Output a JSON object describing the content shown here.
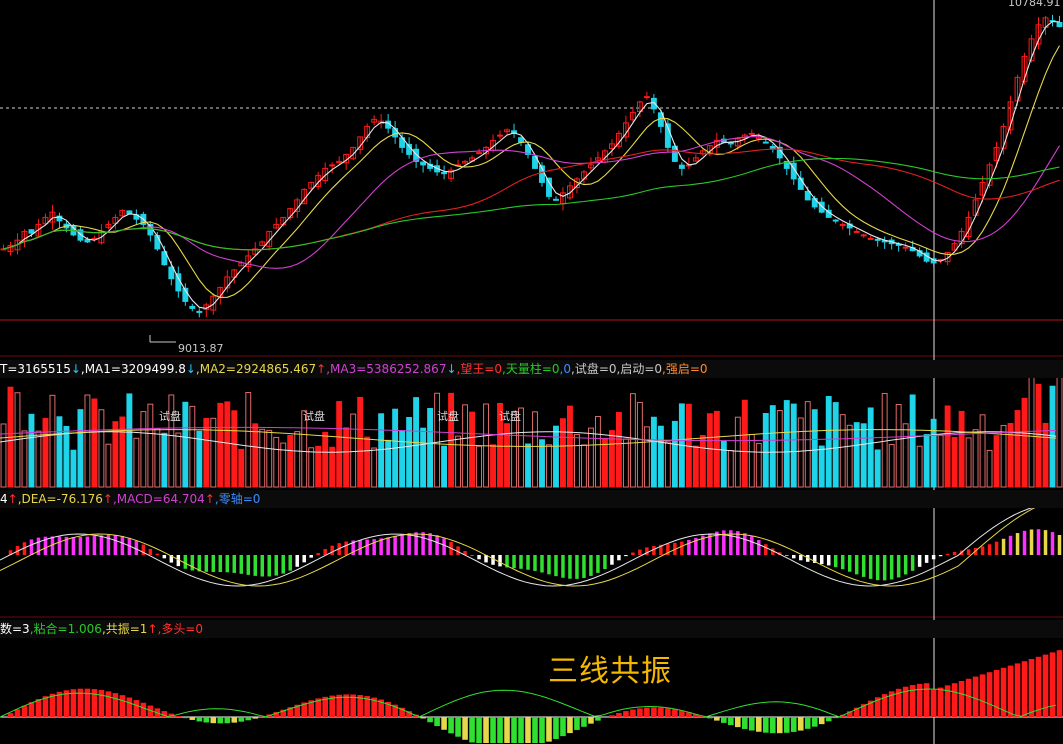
{
  "colors": {
    "up": "#ff1a1a",
    "down": "#1fd3e8",
    "ma_white": "#e8e8e8",
    "ma_yellow": "#e6d84a",
    "ma_magenta": "#d040d0",
    "ma_green": "#28c828",
    "ma_red": "#e02020",
    "grid": "#8a1010"
  },
  "price_panel": {
    "high_label": "10784.91",
    "low_label": "9013.87"
  },
  "volume_header": {
    "items": [
      {
        "text": "T=3165515",
        "arrow": "↓",
        "color": "#ffffff"
      },
      {
        "text": ",MA1=3209499.8",
        "arrow": "↓",
        "color": "#ffffff"
      },
      {
        "text": ",MA2=2924865.467",
        "arrow": "↑",
        "color": "#e6d84a"
      },
      {
        "text": ",MA3=5386252.867",
        "arrow": "↓",
        "color": "#d040d0"
      },
      {
        "text": ",望王=0",
        "arrow": "",
        "color": "#ff3030"
      },
      {
        "text": ",天量柱=0",
        "arrow": "",
        "color": "#28c828"
      },
      {
        "text": ",0",
        "arrow": "",
        "color": "#3a8cff"
      },
      {
        "text": ",试盘=0",
        "arrow": "",
        "color": "#c8c8c8"
      },
      {
        "text": ",启动=0",
        "arrow": "",
        "color": "#c8c8c8"
      },
      {
        "text": ",强启=0",
        "arrow": "",
        "color": "#ff8a30"
      }
    ],
    "annotations": [
      "试盘",
      "试盘",
      "试盘",
      "试盘"
    ]
  },
  "macd_header": {
    "items": [
      {
        "text": "4",
        "arrow": "↑",
        "color": "#ffffff"
      },
      {
        "text": ",DEA=-76.176",
        "arrow": "↑",
        "color": "#e6d84a"
      },
      {
        "text": ",MACD=64.704",
        "arrow": "↑",
        "color": "#d040d0"
      },
      {
        "text": ",零轴=0",
        "arrow": "",
        "color": "#3a8cff"
      }
    ]
  },
  "resonance_header": {
    "items": [
      {
        "text": "数=3",
        "arrow": "",
        "color": "#ffffff"
      },
      {
        "text": ",粘合=1.006",
        "arrow": "",
        "color": "#28c828"
      },
      {
        "text": ",共振=1",
        "arrow": "↑",
        "color": "#e6d84a"
      },
      {
        "text": ",多头=0",
        "arrow": "",
        "color": "#ff3030"
      }
    ],
    "title": "三线共振"
  },
  "chart_data": {
    "type": "candlestick",
    "price_range": [
      9013.87,
      10784.91
    ],
    "close_series": [
      9420,
      9440,
      9470,
      9520,
      9510,
      9560,
      9600,
      9630,
      9580,
      9540,
      9500,
      9470,
      9460,
      9480,
      9520,
      9560,
      9600,
      9640,
      9620,
      9590,
      9560,
      9500,
      9420,
      9330,
      9250,
      9180,
      9120,
      9080,
      9060,
      9100,
      9150,
      9200,
      9260,
      9300,
      9340,
      9380,
      9420,
      9460,
      9520,
      9560,
      9600,
      9650,
      9700,
      9760,
      9800,
      9840,
      9880,
      9900,
      9920,
      9960,
      10000,
      10060,
      10120,
      10160,
      10150,
      10110,
      10060,
      10000,
      9960,
      9920,
      9900,
      9880,
      9860,
      9850,
      9870,
      9900,
      9920,
      9940,
      9970,
      10000,
      10040,
      10070,
      10100,
      10080,
      10030,
      9960,
      9880,
      9800,
      9720,
      9700,
      9740,
      9780,
      9820,
      9860,
      9900,
      9940,
      9980,
      10020,
      10080,
      10140,
      10200,
      10260,
      10290,
      10220,
      10120,
      10000,
      9920,
      9880,
      9900,
      9940,
      9980,
      10010,
      10040,
      10030,
      10020,
      10050,
      10070,
      10080,
      10060,
      10030,
      9990,
      9940,
      9880,
      9820,
      9760,
      9700,
      9660,
      9630,
      9600,
      9580,
      9560,
      9540,
      9520,
      9500,
      9480,
      9470,
      9460,
      9450,
      9440,
      9430,
      9410,
      9380,
      9350,
      9340,
      9360,
      9400,
      9450,
      9520,
      9600,
      9700,
      9800,
      9900,
      10000,
      10120,
      10260,
      10400,
      10520,
      10620,
      10700,
      10740,
      10720,
      10690
    ],
    "volume_colors_note": "up/down/trial columns",
    "macd": {
      "DEA": -76.176,
      "MACD": 64.704
    }
  }
}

→ Task objective
Quote each record exactly as it stands, minus the pictures.

→ Full answer
Output a JSON object describing the content shown here.
{
  "colors": {
    "up": "#ff1a1a",
    "down": "#1fd3e8",
    "ma_white": "#e8e8e8",
    "ma_yellow": "#e6d84a",
    "ma_magenta": "#d040d0",
    "ma_green": "#28c828",
    "ma_red": "#e02020",
    "grid": "#8a1010"
  },
  "price_panel": {
    "high_label": "10784.91",
    "low_label": "9013.87"
  },
  "volume_header": {
    "items": [
      {
        "text": "T=3165515",
        "arrow": "↓",
        "color": "#ffffff"
      },
      {
        "text": ",MA1=3209499.8",
        "arrow": "↓",
        "color": "#ffffff"
      },
      {
        "text": ",MA2=2924865.467",
        "arrow": "↑",
        "color": "#e6d84a"
      },
      {
        "text": ",MA3=5386252.867",
        "arrow": "↓",
        "color": "#d040d0"
      },
      {
        "text": ",望王=0",
        "arrow": "",
        "color": "#ff3030"
      },
      {
        "text": ",天量柱=0",
        "arrow": "",
        "color": "#28c828"
      },
      {
        "text": ",0",
        "arrow": "",
        "color": "#3a8cff"
      },
      {
        "text": ",试盘=0",
        "arrow": "",
        "color": "#c8c8c8"
      },
      {
        "text": ",启动=0",
        "arrow": "",
        "color": "#c8c8c8"
      },
      {
        "text": ",强启=0",
        "arrow": "",
        "color": "#ff8a30"
      }
    ],
    "annotations": [
      "试盘",
      "试盘",
      "试盘",
      "试盘"
    ]
  },
  "macd_header": {
    "items": [
      {
        "text": "4",
        "arrow": "↑",
        "color": "#ffffff"
      },
      {
        "text": ",DEA=-76.176",
        "arrow": "↑",
        "color": "#e6d84a"
      },
      {
        "text": ",MACD=64.704",
        "arrow": "↑",
        "color": "#d040d0"
      },
      {
        "text": ",零轴=0",
        "arrow": "",
        "color": "#3a8cff"
      }
    ]
  },
  "resonance_header": {
    "items": [
      {
        "text": "数=3",
        "arrow": "",
        "color": "#ffffff"
      },
      {
        "text": ",粘合=1.006",
        "arrow": "",
        "color": "#28c828"
      },
      {
        "text": ",共振=1",
        "arrow": "↑",
        "color": "#e6d84a"
      },
      {
        "text": ",多头=0",
        "arrow": "",
        "color": "#ff3030"
      }
    ],
    "title": "三线共振"
  },
  "chart_data": {
    "type": "candlestick",
    "price_range": [
      9013.87,
      10784.91
    ],
    "close_series": [
      9420,
      9440,
      9470,
      9520,
      9510,
      9560,
      9600,
      9630,
      9580,
      9540,
      9500,
      9470,
      9460,
      9480,
      9520,
      9560,
      9600,
      9640,
      9620,
      9590,
      9560,
      9500,
      9420,
      9330,
      9250,
      9180,
      9120,
      9080,
      9060,
      9100,
      9150,
      9200,
      9260,
      9300,
      9340,
      9380,
      9420,
      9460,
      9520,
      9560,
      9600,
      9650,
      9700,
      9760,
      9800,
      9840,
      9880,
      9900,
      9920,
      9960,
      10000,
      10060,
      10120,
      10160,
      10150,
      10110,
      10060,
      10000,
      9960,
      9920,
      9900,
      9880,
      9860,
      9850,
      9870,
      9900,
      9920,
      9940,
      9970,
      10000,
      10040,
      10070,
      10100,
      10080,
      10030,
      9960,
      9880,
      9800,
      9720,
      9700,
      9740,
      9780,
      9820,
      9860,
      9900,
      9940,
      9980,
      10020,
      10080,
      10140,
      10200,
      10260,
      10290,
      10220,
      10120,
      10000,
      9920,
      9880,
      9900,
      9940,
      9980,
      10010,
      10040,
      10030,
      10020,
      10050,
      10070,
      10080,
      10060,
      10030,
      9990,
      9940,
      9880,
      9820,
      9760,
      9700,
      9660,
      9630,
      9600,
      9580,
      9560,
      9540,
      9520,
      9500,
      9480,
      9470,
      9460,
      9450,
      9440,
      9430,
      9410,
      9380,
      9350,
      9340,
      9360,
      9400,
      9450,
      9520,
      9600,
      9700,
      9800,
      9900,
      10000,
      10120,
      10260,
      10400,
      10520,
      10620,
      10700,
      10740,
      10720,
      10690
    ],
    "volume_colors_note": "up/down/trial columns",
    "macd": {
      "DEA": -76.176,
      "MACD": 64.704
    }
  }
}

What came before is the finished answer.